• DIRECTION: Extract all lines in the data that contain the word "this".

• DATASET CONTENT:
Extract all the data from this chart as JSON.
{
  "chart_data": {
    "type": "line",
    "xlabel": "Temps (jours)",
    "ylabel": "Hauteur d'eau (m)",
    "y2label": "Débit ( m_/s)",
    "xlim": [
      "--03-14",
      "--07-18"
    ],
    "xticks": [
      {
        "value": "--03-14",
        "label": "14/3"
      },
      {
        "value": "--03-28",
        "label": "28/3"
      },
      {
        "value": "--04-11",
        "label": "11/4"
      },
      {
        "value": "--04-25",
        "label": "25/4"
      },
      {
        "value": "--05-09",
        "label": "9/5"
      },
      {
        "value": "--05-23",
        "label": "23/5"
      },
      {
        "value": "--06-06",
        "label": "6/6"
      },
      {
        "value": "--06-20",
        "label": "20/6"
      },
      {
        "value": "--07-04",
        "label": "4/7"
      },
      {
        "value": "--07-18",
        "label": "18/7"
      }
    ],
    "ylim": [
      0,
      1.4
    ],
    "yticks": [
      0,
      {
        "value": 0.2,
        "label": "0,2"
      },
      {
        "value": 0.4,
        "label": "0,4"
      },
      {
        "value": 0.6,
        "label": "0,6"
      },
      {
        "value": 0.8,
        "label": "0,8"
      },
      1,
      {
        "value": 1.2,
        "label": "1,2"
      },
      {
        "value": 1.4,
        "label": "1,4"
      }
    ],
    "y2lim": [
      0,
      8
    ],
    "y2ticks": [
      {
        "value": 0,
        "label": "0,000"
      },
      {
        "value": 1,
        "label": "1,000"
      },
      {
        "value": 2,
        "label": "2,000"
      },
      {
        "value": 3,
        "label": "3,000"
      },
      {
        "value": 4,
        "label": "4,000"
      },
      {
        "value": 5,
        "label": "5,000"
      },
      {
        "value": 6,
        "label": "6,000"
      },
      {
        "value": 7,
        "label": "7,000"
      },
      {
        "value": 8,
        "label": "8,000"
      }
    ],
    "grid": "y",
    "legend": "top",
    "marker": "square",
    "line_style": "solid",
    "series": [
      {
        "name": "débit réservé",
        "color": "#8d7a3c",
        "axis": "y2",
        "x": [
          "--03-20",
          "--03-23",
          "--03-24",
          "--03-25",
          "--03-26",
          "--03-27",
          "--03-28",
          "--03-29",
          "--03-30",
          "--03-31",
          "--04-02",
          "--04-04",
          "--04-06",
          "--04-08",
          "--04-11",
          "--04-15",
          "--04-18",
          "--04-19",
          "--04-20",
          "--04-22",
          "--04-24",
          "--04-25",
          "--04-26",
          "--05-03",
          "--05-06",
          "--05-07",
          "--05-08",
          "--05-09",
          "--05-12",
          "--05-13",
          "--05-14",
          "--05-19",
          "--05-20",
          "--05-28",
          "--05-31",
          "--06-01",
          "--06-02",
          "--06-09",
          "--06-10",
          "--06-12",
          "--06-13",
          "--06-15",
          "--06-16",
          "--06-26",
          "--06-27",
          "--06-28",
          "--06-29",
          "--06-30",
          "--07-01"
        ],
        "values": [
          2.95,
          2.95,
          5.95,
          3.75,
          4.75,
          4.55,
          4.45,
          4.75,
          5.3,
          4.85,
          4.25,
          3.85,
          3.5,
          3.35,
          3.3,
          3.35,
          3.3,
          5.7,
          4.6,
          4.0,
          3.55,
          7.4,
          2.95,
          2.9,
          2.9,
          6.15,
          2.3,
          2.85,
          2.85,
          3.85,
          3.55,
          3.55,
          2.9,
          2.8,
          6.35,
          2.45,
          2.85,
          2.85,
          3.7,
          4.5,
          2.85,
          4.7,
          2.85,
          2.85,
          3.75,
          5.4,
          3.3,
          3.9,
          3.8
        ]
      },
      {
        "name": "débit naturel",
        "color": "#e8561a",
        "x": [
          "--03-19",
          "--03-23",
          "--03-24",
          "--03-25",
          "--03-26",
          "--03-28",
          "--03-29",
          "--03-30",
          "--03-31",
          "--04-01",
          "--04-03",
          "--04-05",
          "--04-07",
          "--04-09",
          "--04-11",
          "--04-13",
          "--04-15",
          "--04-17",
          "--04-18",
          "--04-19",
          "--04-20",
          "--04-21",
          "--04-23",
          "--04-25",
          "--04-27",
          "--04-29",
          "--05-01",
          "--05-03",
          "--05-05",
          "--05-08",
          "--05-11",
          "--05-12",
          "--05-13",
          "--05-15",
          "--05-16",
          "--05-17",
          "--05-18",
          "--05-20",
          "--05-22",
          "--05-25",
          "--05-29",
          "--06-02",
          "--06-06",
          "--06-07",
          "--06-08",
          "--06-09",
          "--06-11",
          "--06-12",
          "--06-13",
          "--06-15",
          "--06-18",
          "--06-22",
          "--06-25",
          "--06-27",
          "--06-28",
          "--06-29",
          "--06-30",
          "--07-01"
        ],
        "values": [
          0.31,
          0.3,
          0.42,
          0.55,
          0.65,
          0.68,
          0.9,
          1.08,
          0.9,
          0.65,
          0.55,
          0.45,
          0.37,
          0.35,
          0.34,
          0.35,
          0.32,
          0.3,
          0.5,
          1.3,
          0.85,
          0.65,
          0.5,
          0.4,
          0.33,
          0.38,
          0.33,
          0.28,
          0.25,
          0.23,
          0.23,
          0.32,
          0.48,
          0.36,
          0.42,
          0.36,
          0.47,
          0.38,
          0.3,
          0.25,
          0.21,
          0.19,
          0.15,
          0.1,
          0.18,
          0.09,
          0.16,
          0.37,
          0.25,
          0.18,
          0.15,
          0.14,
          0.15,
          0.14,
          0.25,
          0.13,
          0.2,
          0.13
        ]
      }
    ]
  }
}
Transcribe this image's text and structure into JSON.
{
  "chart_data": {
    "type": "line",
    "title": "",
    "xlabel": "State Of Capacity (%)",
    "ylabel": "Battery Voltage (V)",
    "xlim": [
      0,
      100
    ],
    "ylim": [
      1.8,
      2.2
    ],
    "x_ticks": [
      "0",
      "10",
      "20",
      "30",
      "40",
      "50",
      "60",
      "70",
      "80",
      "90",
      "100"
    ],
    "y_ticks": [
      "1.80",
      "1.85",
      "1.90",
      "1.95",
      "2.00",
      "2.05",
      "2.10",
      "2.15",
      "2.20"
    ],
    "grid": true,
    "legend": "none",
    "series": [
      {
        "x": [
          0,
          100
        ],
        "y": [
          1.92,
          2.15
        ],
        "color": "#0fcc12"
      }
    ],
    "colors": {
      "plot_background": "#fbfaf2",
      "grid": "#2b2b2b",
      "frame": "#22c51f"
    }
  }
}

• SOLUTION BELOW:
Extract all the data from this chart as JSON.
Transcribe this image's text and structure into JSON.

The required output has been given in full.